## Information supplied
──────────

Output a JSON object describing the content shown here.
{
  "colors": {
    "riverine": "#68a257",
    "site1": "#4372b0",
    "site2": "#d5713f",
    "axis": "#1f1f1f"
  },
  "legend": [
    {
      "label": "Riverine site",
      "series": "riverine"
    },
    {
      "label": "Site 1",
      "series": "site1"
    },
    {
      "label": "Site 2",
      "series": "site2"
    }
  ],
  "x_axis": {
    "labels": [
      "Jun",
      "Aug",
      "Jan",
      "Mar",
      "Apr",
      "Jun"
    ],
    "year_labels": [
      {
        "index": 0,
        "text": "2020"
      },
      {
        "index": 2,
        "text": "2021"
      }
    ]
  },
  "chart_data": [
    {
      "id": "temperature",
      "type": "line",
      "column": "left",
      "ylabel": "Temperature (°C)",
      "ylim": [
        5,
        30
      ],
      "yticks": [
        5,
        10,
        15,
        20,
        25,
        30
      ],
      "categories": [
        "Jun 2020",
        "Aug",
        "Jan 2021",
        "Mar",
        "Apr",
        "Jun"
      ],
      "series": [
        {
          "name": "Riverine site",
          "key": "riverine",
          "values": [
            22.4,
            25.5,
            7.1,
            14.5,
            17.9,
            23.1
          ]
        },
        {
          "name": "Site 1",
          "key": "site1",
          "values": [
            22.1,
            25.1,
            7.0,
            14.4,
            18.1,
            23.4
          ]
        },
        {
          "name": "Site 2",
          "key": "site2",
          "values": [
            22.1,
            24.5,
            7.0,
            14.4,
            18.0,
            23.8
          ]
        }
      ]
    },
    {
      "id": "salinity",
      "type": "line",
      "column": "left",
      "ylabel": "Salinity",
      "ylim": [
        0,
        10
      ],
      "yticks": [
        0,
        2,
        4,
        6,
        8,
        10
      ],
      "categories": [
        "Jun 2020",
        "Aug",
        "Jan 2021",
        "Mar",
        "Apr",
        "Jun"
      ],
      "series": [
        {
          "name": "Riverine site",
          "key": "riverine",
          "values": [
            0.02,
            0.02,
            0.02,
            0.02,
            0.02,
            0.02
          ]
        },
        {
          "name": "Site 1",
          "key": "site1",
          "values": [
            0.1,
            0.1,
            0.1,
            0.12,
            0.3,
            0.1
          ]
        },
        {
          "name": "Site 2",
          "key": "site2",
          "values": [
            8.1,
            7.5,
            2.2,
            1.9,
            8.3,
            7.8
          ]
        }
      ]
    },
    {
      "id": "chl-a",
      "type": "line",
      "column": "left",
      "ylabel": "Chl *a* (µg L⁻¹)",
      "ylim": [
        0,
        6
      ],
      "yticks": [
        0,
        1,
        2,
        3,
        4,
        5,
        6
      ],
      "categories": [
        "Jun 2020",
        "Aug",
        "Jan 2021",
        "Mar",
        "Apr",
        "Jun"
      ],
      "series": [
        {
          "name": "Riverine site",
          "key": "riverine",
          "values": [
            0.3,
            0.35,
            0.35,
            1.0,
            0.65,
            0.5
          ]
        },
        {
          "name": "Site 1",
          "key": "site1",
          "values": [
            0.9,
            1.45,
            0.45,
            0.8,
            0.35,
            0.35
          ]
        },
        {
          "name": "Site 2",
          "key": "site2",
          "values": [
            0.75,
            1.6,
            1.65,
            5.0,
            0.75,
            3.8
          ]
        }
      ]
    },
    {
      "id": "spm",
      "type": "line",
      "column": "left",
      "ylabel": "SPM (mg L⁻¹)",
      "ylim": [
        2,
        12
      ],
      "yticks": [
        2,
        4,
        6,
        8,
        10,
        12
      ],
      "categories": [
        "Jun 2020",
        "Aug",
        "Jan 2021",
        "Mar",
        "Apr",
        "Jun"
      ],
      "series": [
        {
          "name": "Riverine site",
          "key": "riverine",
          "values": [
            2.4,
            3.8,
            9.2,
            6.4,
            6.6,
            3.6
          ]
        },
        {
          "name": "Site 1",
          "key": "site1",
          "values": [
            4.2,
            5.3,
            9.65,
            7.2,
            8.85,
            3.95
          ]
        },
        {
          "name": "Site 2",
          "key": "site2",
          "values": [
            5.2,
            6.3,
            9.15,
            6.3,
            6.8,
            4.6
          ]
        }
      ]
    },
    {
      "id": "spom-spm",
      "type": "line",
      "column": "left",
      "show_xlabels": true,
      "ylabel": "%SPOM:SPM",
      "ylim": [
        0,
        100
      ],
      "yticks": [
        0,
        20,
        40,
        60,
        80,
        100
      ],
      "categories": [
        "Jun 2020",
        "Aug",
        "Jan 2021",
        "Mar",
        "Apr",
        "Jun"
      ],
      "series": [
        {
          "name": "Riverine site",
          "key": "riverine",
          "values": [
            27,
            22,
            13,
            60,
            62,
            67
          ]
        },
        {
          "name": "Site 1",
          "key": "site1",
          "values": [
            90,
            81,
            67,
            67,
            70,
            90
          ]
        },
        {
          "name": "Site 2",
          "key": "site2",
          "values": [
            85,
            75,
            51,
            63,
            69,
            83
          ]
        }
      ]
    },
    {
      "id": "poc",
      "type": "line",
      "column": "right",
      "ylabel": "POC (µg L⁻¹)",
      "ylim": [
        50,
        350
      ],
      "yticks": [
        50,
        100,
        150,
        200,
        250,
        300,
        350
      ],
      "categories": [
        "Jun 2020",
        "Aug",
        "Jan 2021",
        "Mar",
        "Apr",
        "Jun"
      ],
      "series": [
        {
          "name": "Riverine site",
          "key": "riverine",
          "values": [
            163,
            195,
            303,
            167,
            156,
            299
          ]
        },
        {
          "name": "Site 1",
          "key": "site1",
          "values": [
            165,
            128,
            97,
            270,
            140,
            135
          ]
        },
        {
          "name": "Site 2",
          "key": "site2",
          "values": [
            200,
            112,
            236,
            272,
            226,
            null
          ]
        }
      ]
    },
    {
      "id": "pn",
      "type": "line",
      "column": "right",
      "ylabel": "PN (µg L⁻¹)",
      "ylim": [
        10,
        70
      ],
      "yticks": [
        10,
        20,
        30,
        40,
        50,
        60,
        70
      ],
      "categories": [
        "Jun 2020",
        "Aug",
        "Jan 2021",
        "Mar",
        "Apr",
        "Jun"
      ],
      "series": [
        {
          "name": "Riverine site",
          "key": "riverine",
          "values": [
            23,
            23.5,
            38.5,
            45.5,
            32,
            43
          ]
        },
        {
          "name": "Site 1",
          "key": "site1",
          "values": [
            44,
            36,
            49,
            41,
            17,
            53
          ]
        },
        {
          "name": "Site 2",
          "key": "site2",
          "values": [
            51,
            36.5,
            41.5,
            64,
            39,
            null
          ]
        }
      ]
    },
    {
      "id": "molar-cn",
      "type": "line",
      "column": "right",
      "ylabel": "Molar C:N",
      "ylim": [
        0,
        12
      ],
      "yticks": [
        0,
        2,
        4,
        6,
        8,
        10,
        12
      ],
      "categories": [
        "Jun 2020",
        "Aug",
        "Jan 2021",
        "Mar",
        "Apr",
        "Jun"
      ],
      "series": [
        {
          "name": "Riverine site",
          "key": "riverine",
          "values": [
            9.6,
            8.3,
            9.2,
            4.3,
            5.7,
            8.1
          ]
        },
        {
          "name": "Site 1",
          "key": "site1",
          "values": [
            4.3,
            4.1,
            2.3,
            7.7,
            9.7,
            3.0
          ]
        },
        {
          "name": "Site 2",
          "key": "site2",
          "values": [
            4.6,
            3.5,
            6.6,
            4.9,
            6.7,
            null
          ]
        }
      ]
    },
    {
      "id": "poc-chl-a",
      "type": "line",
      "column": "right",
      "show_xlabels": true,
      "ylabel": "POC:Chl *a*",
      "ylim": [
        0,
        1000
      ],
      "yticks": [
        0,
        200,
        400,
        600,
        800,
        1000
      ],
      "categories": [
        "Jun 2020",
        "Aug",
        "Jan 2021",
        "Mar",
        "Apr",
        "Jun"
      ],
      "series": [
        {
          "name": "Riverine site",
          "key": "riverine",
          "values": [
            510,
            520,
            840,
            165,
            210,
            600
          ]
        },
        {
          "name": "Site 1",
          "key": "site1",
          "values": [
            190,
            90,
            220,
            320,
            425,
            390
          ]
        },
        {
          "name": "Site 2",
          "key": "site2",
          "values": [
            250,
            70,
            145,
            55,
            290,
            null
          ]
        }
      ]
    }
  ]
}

──────────

## Given instruction
From the data above, show each line that contains "ylabel".

## Response to the exercise
      "ylabel": "Temperature (°C)",
      "ylabel": "Salinity",
      "ylabel": "Chl *a* (µg L⁻¹)",
      "ylabel": "SPM (mg L⁻¹)",
      "ylabel": "%SPOM:SPM",
      "ylabel": "POC (µg L⁻¹)",
      "ylabel": "PN (µg L⁻¹)",
      "ylabel": "Molar C:N",
      "ylabel": "POC:Chl *a*",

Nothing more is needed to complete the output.